**Task:**
Within the data below, state how many lines contain the string "JSON". Provide the number only.

----

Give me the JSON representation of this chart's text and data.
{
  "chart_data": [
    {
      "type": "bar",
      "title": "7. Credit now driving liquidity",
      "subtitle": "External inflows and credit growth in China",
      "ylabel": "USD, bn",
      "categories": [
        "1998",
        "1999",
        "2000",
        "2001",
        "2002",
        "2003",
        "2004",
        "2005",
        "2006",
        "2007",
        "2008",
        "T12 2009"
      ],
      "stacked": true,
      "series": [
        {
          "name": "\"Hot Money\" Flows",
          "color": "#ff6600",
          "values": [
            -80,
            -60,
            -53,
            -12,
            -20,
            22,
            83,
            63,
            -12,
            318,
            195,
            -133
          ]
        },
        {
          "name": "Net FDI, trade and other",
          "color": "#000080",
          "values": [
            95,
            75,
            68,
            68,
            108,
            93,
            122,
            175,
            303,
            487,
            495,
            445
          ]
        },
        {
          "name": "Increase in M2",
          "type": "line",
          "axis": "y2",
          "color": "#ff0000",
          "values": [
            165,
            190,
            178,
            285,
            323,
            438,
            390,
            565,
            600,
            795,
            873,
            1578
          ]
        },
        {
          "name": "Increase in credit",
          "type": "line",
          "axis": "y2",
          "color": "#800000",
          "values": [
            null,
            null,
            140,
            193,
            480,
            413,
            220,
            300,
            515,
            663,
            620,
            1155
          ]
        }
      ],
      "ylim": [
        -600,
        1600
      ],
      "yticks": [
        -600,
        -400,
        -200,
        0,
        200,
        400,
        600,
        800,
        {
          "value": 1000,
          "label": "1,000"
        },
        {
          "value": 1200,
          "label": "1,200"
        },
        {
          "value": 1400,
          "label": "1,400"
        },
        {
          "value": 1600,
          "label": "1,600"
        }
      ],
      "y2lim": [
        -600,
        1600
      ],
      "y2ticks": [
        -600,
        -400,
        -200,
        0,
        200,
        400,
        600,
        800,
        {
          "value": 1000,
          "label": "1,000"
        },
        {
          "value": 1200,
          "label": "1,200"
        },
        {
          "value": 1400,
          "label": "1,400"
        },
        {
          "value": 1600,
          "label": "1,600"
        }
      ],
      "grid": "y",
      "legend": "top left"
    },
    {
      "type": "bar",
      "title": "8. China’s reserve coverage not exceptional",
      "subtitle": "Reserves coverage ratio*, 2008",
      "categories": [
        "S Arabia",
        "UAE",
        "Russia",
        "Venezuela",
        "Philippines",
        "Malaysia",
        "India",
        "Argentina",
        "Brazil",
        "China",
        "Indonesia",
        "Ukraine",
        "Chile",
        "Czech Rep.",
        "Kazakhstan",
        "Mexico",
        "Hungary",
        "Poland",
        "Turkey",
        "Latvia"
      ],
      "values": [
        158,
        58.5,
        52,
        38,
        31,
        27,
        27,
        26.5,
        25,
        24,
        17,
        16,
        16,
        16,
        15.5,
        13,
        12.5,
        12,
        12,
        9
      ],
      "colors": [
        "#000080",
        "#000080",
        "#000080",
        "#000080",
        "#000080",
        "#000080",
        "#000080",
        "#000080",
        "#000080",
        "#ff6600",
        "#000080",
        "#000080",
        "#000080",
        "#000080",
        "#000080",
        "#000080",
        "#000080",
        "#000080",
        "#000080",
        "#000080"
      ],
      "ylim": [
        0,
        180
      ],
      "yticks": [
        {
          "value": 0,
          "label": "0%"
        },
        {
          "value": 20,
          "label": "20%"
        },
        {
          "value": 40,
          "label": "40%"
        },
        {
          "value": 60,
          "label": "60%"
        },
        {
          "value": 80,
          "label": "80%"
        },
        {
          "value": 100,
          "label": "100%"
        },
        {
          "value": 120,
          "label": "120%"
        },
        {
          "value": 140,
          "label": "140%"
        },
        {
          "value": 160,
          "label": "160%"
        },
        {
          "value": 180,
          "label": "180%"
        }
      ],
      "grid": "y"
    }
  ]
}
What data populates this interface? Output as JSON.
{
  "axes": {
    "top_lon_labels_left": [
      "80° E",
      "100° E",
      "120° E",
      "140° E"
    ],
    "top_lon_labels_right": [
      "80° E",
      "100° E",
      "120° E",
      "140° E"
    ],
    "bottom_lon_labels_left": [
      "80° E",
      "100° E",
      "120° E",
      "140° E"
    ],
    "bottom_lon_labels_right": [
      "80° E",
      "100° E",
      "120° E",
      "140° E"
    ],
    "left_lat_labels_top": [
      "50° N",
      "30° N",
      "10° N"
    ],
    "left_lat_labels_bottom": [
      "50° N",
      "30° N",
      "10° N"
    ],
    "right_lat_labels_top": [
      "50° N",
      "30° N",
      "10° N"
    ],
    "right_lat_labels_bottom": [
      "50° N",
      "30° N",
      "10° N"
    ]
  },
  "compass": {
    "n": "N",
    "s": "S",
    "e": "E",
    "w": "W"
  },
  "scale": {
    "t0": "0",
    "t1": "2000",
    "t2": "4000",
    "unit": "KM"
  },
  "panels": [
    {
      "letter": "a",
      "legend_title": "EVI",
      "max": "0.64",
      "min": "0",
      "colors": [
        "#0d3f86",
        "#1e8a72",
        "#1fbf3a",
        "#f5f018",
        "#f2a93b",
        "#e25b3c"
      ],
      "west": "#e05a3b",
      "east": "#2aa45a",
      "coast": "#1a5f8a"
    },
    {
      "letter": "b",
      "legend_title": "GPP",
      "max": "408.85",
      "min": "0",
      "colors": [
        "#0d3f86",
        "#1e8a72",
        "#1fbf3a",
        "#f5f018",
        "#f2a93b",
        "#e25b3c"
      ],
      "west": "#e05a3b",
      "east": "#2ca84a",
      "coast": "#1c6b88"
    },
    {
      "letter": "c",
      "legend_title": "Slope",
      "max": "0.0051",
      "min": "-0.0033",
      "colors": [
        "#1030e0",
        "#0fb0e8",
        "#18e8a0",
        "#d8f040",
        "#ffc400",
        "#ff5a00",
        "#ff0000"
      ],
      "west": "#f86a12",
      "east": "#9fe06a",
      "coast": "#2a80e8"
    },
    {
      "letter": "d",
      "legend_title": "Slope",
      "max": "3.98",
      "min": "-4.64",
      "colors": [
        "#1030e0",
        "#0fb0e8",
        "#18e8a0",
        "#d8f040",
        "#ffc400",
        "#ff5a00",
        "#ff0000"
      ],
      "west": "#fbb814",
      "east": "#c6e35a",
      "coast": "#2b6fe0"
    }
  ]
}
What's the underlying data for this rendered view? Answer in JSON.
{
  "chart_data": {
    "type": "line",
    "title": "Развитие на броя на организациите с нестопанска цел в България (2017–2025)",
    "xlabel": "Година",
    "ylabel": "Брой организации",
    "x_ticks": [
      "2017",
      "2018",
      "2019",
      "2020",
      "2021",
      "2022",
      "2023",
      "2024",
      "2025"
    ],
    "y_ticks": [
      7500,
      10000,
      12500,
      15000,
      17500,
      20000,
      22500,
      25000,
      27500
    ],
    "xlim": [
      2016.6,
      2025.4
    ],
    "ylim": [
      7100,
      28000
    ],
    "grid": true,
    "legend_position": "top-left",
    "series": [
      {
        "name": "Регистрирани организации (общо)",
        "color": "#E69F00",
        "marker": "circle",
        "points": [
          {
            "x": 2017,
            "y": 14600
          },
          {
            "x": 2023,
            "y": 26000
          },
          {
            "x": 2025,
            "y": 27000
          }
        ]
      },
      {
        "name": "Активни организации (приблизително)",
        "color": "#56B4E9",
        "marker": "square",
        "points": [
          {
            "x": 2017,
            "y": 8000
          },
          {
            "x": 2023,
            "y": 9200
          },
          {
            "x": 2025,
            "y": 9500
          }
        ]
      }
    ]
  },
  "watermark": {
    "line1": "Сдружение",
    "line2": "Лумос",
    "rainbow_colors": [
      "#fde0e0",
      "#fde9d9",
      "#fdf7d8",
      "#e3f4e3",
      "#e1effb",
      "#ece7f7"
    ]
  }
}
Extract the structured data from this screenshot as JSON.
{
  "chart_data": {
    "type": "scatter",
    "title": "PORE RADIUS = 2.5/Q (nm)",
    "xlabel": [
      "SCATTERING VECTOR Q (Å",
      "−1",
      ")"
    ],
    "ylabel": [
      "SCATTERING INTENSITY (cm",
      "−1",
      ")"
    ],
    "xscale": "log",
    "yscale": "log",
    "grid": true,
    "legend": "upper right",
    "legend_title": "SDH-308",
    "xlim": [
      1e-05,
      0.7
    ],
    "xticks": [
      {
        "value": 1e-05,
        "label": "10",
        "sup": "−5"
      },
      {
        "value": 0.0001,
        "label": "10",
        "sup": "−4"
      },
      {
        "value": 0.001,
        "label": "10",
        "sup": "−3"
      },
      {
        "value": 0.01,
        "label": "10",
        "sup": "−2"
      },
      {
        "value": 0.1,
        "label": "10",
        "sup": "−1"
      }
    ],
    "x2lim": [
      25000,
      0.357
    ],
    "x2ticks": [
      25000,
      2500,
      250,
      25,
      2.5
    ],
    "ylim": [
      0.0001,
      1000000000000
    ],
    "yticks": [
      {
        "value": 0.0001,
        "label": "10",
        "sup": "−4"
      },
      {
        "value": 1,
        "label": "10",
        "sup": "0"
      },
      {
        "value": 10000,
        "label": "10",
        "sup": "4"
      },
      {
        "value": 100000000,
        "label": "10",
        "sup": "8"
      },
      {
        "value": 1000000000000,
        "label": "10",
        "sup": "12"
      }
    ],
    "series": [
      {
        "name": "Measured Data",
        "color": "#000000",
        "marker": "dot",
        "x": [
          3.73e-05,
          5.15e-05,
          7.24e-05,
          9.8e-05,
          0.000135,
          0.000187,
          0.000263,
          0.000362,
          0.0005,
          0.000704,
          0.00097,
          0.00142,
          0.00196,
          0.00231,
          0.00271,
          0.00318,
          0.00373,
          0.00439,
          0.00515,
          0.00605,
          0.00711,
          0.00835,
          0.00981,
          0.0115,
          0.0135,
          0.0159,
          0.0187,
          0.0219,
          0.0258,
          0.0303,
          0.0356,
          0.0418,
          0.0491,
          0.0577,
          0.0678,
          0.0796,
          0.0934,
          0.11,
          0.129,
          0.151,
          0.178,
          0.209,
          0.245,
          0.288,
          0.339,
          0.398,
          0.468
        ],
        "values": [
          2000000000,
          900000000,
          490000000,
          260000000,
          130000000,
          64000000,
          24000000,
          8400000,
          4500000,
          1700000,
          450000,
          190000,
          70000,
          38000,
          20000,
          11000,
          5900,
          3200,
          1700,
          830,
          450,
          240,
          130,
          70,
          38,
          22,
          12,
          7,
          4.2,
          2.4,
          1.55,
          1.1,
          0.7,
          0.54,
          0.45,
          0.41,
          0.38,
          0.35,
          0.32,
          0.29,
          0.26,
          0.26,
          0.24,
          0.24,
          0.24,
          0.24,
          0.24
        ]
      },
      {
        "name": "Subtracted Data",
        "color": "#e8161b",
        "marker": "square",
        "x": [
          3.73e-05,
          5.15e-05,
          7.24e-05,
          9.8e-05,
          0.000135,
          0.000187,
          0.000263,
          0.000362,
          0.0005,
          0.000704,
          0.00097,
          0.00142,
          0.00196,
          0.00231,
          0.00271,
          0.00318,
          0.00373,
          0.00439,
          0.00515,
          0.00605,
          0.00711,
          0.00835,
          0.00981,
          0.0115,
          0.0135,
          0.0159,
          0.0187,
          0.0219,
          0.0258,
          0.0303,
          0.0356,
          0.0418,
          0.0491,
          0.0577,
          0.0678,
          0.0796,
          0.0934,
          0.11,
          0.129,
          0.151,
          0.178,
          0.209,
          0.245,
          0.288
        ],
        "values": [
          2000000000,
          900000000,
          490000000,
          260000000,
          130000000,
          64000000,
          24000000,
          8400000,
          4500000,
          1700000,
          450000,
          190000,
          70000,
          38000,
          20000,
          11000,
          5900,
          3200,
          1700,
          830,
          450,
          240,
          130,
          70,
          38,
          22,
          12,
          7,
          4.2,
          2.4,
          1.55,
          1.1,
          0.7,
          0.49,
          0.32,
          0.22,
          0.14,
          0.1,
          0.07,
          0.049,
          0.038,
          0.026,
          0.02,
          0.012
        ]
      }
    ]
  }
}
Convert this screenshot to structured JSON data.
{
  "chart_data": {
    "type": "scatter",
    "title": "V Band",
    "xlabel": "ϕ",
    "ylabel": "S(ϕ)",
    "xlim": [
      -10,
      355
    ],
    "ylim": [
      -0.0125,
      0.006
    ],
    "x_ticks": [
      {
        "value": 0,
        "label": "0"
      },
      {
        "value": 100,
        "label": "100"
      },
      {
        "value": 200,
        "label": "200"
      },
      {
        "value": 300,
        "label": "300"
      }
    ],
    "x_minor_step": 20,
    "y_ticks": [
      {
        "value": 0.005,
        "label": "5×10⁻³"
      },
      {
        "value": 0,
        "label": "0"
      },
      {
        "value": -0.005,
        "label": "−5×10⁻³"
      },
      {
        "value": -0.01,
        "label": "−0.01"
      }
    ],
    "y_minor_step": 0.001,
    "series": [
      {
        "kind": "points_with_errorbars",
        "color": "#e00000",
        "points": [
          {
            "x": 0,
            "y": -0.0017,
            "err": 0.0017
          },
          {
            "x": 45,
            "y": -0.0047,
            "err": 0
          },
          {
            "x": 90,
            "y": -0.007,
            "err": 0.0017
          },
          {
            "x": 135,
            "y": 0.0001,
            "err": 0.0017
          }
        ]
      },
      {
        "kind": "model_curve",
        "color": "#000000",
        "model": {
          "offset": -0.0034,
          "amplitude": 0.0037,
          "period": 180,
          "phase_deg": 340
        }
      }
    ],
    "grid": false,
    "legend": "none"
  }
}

----

**Result:**
5